=== DESCRIPTION OF THE TASK ===
Emit the data below verbatim, stripping out any pictures.

##### SOURCE DATA #####

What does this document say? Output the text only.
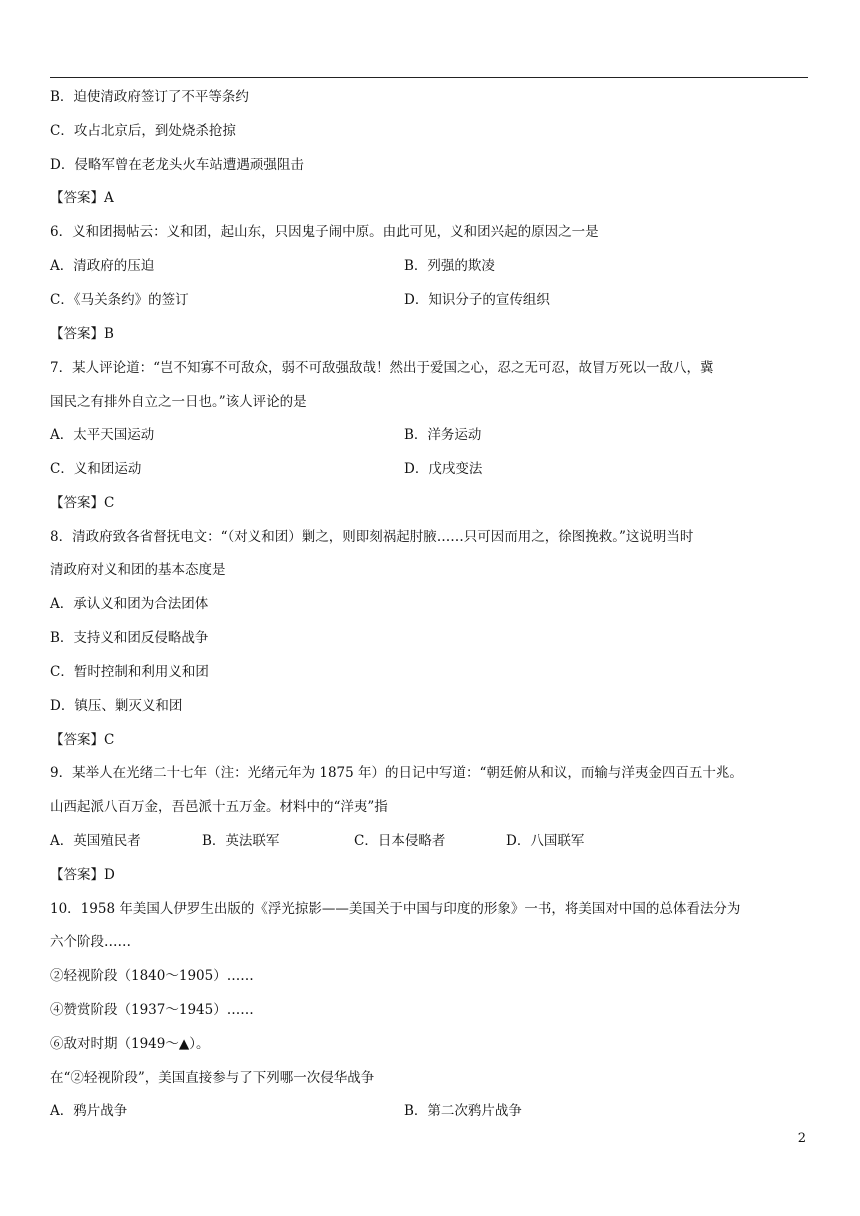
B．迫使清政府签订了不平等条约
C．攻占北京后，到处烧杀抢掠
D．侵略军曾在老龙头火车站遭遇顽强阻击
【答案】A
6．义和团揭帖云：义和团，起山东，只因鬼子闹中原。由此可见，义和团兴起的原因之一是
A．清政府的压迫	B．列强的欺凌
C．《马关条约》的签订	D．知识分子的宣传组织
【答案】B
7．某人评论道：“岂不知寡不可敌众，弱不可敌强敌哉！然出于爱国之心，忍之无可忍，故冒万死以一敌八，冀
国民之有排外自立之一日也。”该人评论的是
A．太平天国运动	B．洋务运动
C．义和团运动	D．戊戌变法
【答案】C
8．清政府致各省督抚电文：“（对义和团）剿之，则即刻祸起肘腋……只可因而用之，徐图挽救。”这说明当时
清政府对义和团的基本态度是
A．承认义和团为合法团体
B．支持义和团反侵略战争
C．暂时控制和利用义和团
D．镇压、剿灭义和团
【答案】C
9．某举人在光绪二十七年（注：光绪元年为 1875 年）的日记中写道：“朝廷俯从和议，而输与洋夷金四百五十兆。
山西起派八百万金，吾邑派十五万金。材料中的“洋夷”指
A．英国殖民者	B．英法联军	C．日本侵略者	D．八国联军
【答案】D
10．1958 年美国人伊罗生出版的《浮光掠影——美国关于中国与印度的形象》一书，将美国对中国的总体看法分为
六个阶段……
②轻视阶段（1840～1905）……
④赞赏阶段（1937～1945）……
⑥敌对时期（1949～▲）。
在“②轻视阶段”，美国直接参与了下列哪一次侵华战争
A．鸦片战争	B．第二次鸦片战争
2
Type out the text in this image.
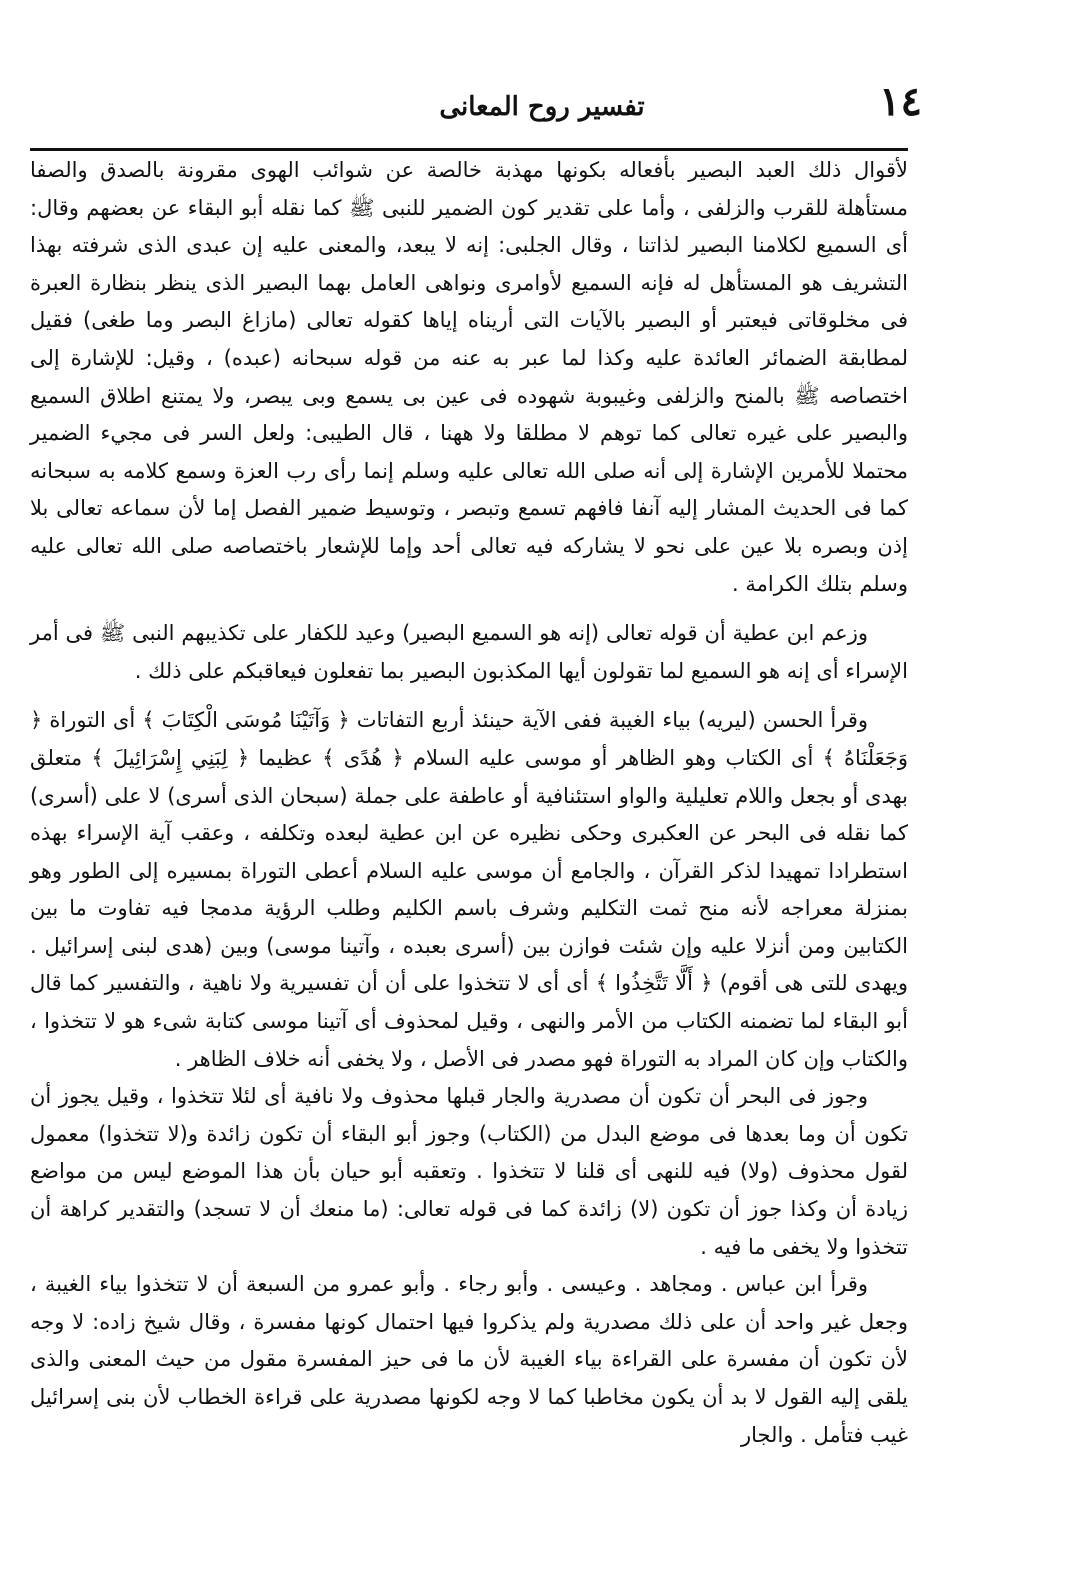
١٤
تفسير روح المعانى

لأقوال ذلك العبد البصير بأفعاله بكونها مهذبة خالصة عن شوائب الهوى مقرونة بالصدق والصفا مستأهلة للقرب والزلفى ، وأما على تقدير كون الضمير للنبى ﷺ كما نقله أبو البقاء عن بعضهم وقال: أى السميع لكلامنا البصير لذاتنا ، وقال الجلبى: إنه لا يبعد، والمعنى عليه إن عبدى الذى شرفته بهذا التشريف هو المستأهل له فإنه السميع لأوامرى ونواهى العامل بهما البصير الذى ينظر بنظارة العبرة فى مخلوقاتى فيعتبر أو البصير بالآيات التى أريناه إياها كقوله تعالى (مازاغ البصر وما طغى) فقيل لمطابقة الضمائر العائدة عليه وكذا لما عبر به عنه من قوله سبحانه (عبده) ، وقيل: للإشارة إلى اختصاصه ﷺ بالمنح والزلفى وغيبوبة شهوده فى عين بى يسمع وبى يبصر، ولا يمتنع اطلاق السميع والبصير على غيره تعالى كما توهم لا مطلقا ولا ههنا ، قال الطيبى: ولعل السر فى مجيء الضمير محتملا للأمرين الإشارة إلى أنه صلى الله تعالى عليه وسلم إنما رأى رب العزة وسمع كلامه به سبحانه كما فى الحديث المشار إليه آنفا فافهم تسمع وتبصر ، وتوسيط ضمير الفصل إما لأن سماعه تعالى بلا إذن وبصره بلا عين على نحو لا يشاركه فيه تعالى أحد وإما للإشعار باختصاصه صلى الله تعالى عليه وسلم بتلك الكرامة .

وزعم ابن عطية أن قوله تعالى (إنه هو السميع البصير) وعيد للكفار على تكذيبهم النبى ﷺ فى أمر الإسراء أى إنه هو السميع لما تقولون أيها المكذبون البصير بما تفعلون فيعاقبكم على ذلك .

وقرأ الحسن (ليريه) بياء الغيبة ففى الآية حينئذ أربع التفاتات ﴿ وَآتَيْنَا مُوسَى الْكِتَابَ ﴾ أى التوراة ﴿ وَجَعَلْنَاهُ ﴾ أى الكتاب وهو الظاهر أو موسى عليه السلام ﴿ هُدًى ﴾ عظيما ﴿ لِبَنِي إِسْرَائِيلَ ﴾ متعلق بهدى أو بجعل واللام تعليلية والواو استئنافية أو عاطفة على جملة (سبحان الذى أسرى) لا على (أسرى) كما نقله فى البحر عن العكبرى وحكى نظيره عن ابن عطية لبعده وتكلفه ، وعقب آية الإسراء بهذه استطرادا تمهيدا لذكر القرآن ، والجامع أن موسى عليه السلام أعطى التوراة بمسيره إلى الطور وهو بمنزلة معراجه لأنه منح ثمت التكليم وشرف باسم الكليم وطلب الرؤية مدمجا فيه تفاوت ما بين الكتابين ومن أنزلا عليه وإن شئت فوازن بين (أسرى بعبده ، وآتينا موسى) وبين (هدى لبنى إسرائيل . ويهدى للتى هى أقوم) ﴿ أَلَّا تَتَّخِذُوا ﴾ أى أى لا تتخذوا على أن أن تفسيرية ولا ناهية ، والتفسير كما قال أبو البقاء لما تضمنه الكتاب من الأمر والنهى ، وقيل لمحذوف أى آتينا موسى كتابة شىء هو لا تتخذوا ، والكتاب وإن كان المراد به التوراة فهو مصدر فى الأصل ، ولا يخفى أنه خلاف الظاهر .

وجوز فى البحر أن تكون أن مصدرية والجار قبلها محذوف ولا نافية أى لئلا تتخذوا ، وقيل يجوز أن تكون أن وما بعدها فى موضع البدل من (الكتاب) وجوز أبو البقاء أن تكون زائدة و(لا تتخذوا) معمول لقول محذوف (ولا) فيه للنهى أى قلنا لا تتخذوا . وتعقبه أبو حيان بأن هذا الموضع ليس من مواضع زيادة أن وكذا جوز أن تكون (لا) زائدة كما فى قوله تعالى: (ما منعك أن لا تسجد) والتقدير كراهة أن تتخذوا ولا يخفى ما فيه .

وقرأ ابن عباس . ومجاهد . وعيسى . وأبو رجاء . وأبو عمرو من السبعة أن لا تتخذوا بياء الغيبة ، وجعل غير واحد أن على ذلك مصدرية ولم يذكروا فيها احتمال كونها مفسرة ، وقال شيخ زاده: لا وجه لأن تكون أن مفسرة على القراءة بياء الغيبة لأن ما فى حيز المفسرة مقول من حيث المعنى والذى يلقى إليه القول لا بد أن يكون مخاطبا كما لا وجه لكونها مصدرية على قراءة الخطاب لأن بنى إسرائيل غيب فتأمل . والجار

#####

=== SOLUTION FOR THIS TASK ===
What does this document say? Output the text only.
B．迫使清政府签订了不平等条约
C．攻占北京后，到处烧杀抢掠
D．侵略军曾在老龙头火车站遭遇顽强阻击
【答案】A
6．义和团揭帖云：义和团，起山东，只因鬼子闹中原。由此可见，义和团兴起的原因之一是
A．清政府的压迫	B．列强的欺凌
C．《马关条约》的签订	D．知识分子的宣传组织
【答案】B
7．某人评论道：“岂不知寡不可敌众，弱不可敌强敌哉！然出于爱国之心，忍之无可忍，故冒万死以一敌八，冀
国民之有排外自立之一日也。”该人评论的是
A．太平天国运动	B．洋务运动
C．义和团运动	D．戊戌变法
【答案】C
8．清政府致各省督抚电文：“（对义和团）剿之，则即刻祸起肘腋……只可因而用之，徐图挽救。”这说明当时
清政府对义和团的基本态度是
A．承认义和团为合法团体
B．支持义和团反侵略战争
C．暂时控制和利用义和团
D．镇压、剿灭义和团
【答案】C
9．某举人在光绪二十七年（注：光绪元年为 1875 年）的日记中写道：“朝廷俯从和议，而输与洋夷金四百五十兆。
山西起派八百万金，吾邑派十五万金。材料中的“洋夷”指
A．英国殖民者	B．英法联军	C．日本侵略者	D．八国联军
【答案】D
10．1958 年美国人伊罗生出版的《浮光掠影——美国关于中国与印度的形象》一书，将美国对中国的总体看法分为
六个阶段……
②轻视阶段（1840～1905）……
④赞赏阶段（1937～1945）……
⑥敌对时期（1949～▲）。
在“②轻视阶段”，美国直接参与了下列哪一次侵华战争
A．鸦片战争	B．第二次鸦片战争
2
Type out the text in this image.
١٤
تفسير روح المعانى

لأقوال ذلك العبد البصير بأفعاله بكونها مهذبة خالصة عن شوائب الهوى مقرونة بالصدق والصفا مستأهلة للقرب والزلفى ، وأما على تقدير كون الضمير للنبى ﷺ كما نقله أبو البقاء عن بعضهم وقال: أى السميع لكلامنا البصير لذاتنا ، وقال الجلبى: إنه لا يبعد، والمعنى عليه إن عبدى الذى شرفته بهذا التشريف هو المستأهل له فإنه السميع لأوامرى ونواهى العامل بهما البصير الذى ينظر بنظارة العبرة فى مخلوقاتى فيعتبر أو البصير بالآيات التى أريناه إياها كقوله تعالى (مازاغ البصر وما طغى) فقيل لمطابقة الضمائر العائدة عليه وكذا لما عبر به عنه من قوله سبحانه (عبده) ، وقيل: للإشارة إلى اختصاصه ﷺ بالمنح والزلفى وغيبوبة شهوده فى عين بى يسمع وبى يبصر، ولا يمتنع اطلاق السميع والبصير على غيره تعالى كما توهم لا مطلقا ولا ههنا ، قال الطيبى: ولعل السر فى مجيء الضمير محتملا للأمرين الإشارة إلى أنه صلى الله تعالى عليه وسلم إنما رأى رب العزة وسمع كلامه به سبحانه كما فى الحديث المشار إليه آنفا فافهم تسمع وتبصر ، وتوسيط ضمير الفصل إما لأن سماعه تعالى بلا إذن وبصره بلا عين على نحو لا يشاركه فيه تعالى أحد وإما للإشعار باختصاصه صلى الله تعالى عليه وسلم بتلك الكرامة .

وزعم ابن عطية أن قوله تعالى (إنه هو السميع البصير) وعيد للكفار على تكذيبهم النبى ﷺ فى أمر الإسراء أى إنه هو السميع لما تقولون أيها المكذبون البصير بما تفعلون فيعاقبكم على ذلك .

وقرأ الحسن (ليريه) بياء الغيبة ففى الآية حينئذ أربع التفاتات ﴿ وَآتَيْنَا مُوسَى الْكِتَابَ ﴾ أى التوراة ﴿ وَجَعَلْنَاهُ ﴾ أى الكتاب وهو الظاهر أو موسى عليه السلام ﴿ هُدًى ﴾ عظيما ﴿ لِبَنِي إِسْرَائِيلَ ﴾ متعلق بهدى أو بجعل واللام تعليلية والواو استئنافية أو عاطفة على جملة (سبحان الذى أسرى) لا على (أسرى) كما نقله فى البحر عن العكبرى وحكى نظيره عن ابن عطية لبعده وتكلفه ، وعقب آية الإسراء بهذه استطرادا تمهيدا لذكر القرآن ، والجامع أن موسى عليه السلام أعطى التوراة بمسيره إلى الطور وهو بمنزلة معراجه لأنه منح ثمت التكليم وشرف باسم الكليم وطلب الرؤية مدمجا فيه تفاوت ما بين الكتابين ومن أنزلا عليه وإن شئت فوازن بين (أسرى بعبده ، وآتينا موسى) وبين (هدى لبنى إسرائيل . ويهدى للتى هى أقوم) ﴿ أَلَّا تَتَّخِذُوا ﴾ أى أى لا تتخذوا على أن أن تفسيرية ولا ناهية ، والتفسير كما قال أبو البقاء لما تضمنه الكتاب من الأمر والنهى ، وقيل لمحذوف أى آتينا موسى كتابة شىء هو لا تتخذوا ، والكتاب وإن كان المراد به التوراة فهو مصدر فى الأصل ، ولا يخفى أنه خلاف الظاهر .

وجوز فى البحر أن تكون أن مصدرية والجار قبلها محذوف ولا نافية أى لئلا تتخذوا ، وقيل يجوز أن تكون أن وما بعدها فى موضع البدل من (الكتاب) وجوز أبو البقاء أن تكون زائدة و(لا تتخذوا) معمول لقول محذوف (ولا) فيه للنهى أى قلنا لا تتخذوا . وتعقبه أبو حيان بأن هذا الموضع ليس من مواضع زيادة أن وكذا جوز أن تكون (لا) زائدة كما فى قوله تعالى: (ما منعك أن لا تسجد) والتقدير كراهة أن تتخذوا ولا يخفى ما فيه .

وقرأ ابن عباس . ومجاهد . وعيسى . وأبو رجاء . وأبو عمرو من السبعة أن لا تتخذوا بياء الغيبة ، وجعل غير واحد أن على ذلك مصدرية ولم يذكروا فيها احتمال كونها مفسرة ، وقال شيخ زاده: لا وجه لأن تكون أن مفسرة على القراءة بياء الغيبة لأن ما فى حيز المفسرة مقول من حيث المعنى والذى يلقى إليه القول لا بد أن يكون مخاطبا كما لا وجه لكونها مصدرية على قراءة الخطاب لأن بنى إسرائيل غيب فتأمل . والجار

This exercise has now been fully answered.